■ **Aim of the exercise**
From the listing below, extract every line in which the word "LEIGH" appears.

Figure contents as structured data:
=-=-=-=-=
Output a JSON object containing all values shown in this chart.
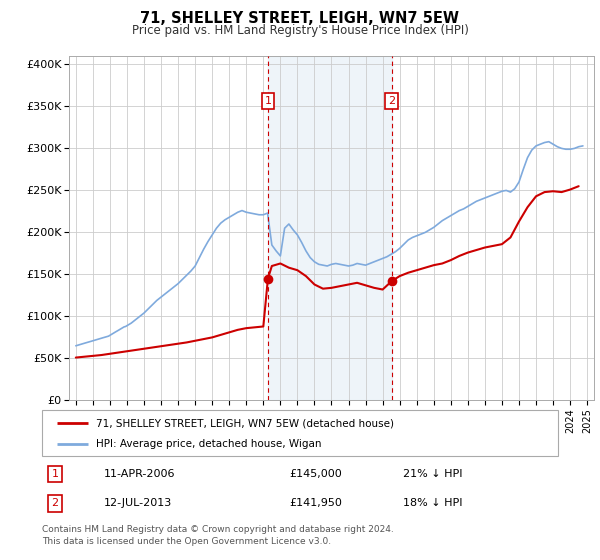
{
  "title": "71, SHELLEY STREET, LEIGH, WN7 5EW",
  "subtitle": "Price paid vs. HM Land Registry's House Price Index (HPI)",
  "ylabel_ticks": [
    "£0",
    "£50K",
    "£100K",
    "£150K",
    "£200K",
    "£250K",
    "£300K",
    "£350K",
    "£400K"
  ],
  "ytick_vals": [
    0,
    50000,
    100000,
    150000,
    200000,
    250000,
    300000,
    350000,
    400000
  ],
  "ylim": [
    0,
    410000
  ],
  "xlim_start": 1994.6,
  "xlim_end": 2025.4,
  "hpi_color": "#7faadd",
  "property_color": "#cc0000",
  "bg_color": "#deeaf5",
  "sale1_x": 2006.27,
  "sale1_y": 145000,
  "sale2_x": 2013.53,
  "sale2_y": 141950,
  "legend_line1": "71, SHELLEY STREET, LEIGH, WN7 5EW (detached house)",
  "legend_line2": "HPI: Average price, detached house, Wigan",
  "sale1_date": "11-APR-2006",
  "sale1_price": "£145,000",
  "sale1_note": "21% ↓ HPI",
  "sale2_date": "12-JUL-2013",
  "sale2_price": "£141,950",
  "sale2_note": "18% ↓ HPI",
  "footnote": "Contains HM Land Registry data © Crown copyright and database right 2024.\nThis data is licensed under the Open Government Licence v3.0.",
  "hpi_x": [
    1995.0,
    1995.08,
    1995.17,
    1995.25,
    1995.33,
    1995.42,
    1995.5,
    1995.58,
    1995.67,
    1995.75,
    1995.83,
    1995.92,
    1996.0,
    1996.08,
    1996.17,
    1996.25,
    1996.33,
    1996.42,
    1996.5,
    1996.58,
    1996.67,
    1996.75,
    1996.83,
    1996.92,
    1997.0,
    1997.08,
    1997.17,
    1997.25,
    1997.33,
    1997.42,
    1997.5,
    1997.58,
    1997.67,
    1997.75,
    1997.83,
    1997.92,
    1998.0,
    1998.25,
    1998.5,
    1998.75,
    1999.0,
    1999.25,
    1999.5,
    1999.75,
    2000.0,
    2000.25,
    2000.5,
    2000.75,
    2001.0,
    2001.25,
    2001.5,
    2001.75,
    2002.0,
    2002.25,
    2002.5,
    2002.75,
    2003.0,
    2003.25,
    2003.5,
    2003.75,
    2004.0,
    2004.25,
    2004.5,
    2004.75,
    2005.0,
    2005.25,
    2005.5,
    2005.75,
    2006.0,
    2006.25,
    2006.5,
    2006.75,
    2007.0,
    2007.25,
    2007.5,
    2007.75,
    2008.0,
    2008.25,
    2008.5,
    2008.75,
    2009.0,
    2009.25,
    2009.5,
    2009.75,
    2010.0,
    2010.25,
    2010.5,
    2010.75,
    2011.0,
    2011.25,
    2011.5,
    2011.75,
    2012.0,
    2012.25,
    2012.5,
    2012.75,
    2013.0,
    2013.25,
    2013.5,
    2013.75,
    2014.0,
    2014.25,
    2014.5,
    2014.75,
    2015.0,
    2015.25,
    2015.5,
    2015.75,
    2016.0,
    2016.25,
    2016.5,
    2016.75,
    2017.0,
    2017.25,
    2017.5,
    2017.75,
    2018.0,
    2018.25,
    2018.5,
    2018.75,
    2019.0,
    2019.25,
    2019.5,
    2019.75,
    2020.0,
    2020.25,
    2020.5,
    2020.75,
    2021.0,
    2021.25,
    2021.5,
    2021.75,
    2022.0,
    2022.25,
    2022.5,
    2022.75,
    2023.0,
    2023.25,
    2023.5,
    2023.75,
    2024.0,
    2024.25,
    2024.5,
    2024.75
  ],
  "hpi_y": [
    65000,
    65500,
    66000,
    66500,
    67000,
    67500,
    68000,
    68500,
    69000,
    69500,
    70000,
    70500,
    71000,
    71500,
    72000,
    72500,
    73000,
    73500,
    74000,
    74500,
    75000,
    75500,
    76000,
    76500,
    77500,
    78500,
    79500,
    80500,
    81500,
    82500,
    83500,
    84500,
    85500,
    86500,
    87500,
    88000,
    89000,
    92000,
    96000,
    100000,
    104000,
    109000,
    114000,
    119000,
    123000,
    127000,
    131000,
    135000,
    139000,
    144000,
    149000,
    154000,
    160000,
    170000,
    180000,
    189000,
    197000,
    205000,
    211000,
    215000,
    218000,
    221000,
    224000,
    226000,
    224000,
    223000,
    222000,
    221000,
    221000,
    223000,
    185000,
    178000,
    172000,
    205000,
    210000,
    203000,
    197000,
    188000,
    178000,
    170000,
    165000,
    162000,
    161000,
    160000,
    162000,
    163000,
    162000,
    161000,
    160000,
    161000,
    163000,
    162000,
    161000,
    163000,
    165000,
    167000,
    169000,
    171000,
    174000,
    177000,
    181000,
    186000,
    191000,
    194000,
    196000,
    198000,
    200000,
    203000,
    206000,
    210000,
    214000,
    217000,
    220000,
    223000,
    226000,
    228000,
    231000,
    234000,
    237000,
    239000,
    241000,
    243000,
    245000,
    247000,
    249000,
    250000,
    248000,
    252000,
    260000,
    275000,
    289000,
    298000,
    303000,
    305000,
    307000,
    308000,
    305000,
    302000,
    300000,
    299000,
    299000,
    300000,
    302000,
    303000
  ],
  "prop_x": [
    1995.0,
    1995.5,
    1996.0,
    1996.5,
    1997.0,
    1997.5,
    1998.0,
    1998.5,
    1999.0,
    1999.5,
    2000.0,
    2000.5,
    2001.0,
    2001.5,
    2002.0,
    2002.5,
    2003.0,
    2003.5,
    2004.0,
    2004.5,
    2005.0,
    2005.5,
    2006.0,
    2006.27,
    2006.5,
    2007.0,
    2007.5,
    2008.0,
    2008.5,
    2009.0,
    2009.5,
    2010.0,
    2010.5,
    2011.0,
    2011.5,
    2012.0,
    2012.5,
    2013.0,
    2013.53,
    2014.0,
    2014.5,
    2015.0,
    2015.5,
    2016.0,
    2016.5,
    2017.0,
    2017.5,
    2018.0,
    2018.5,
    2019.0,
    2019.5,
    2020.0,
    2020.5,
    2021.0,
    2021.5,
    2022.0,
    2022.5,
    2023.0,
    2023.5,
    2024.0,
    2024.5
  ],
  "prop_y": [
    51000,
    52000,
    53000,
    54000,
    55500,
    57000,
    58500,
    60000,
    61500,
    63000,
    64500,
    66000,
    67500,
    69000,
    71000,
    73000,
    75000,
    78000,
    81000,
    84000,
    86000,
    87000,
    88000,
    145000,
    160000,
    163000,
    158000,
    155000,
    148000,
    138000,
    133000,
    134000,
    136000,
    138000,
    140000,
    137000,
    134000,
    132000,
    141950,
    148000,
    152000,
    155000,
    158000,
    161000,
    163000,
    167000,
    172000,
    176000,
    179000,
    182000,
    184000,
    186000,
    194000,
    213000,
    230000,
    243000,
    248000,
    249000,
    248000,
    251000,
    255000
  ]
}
=-=-=-=-=
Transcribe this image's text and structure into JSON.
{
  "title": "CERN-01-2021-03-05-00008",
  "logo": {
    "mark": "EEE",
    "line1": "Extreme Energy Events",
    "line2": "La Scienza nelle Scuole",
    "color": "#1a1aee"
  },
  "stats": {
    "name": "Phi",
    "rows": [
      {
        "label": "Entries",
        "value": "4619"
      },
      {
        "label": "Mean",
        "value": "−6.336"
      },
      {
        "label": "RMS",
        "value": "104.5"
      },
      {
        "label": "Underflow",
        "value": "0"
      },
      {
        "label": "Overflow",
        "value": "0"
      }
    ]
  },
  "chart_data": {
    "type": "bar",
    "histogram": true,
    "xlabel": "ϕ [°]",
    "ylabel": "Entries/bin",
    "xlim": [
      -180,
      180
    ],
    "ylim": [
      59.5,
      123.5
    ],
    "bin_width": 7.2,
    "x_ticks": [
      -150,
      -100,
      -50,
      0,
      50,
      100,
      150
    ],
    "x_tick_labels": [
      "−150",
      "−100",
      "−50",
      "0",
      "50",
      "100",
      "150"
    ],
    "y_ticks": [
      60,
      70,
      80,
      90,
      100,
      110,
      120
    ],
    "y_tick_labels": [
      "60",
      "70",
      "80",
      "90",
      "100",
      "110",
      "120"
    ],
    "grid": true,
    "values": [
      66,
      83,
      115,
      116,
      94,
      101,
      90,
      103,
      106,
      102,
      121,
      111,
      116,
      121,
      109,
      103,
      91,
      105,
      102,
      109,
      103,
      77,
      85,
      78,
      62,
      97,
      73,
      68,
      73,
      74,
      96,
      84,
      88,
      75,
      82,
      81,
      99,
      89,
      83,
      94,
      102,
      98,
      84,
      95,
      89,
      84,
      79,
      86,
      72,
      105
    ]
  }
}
=-=-=-=-=
■ **Correct response**
  "title": "71, SHELLEY STREET, LEIGH, WN7 5EW",
  "legend_line1": "71, SHELLEY STREET, LEIGH, WN7 5EW (detached house)",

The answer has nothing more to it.